Records supplied:
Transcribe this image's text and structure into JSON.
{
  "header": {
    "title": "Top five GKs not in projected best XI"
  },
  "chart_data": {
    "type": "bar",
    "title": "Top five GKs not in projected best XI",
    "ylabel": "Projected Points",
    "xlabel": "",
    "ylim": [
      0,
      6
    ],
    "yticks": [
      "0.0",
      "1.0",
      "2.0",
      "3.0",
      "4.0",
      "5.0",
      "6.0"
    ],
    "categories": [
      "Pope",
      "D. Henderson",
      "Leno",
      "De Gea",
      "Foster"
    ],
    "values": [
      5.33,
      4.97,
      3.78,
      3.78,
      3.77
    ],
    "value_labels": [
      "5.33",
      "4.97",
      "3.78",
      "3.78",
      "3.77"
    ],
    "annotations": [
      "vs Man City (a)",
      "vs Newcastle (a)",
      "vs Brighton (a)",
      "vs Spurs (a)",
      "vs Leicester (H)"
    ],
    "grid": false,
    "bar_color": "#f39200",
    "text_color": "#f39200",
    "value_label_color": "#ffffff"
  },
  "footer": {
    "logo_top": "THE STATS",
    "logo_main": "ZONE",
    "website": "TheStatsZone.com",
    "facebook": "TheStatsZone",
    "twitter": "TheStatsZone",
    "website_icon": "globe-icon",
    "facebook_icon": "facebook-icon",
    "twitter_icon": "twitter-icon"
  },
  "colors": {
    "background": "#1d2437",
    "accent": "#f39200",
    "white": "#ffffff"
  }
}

Problem details:
From the preceding material, extract every line exactly.

Output for this exercise:
Transcribe this image's text and structure into JSON.
{
  "header": {
    "title": "Top five GKs not in projected best XI"
  },
  "chart_data": {
    "type": "bar",
    "title": "Top five GKs not in projected best XI",
    "ylabel": "Projected Points",
    "xlabel": "",
    "ylim": [
      0,
      6
    ],
    "yticks": [
      "0.0",
      "1.0",
      "2.0",
      "3.0",
      "4.0",
      "5.0",
      "6.0"
    ],
    "categories": [
      "Pope",
      "D. Henderson",
      "Leno",
      "De Gea",
      "Foster"
    ],
    "values": [
      5.33,
      4.97,
      3.78,
      3.78,
      3.77
    ],
    "value_labels": [
      "5.33",
      "4.97",
      "3.78",
      "3.78",
      "3.77"
    ],
    "annotations": [
      "vs Man City (a)",
      "vs Newcastle (a)",
      "vs Brighton (a)",
      "vs Spurs (a)",
      "vs Leicester (H)"
    ],
    "grid": false,
    "bar_color": "#f39200",
    "text_color": "#f39200",
    "value_label_color": "#ffffff"
  },
  "footer": {
    "logo_top": "THE STATS",
    "logo_main": "ZONE",
    "website": "TheStatsZone.com",
    "facebook": "TheStatsZone",
    "twitter": "TheStatsZone",
    "website_icon": "globe-icon",
    "facebook_icon": "facebook-icon",
    "twitter_icon": "twitter-icon"
  },
  "colors": {
    "background": "#1d2437",
    "accent": "#f39200",
    "white": "#ffffff"
  }
}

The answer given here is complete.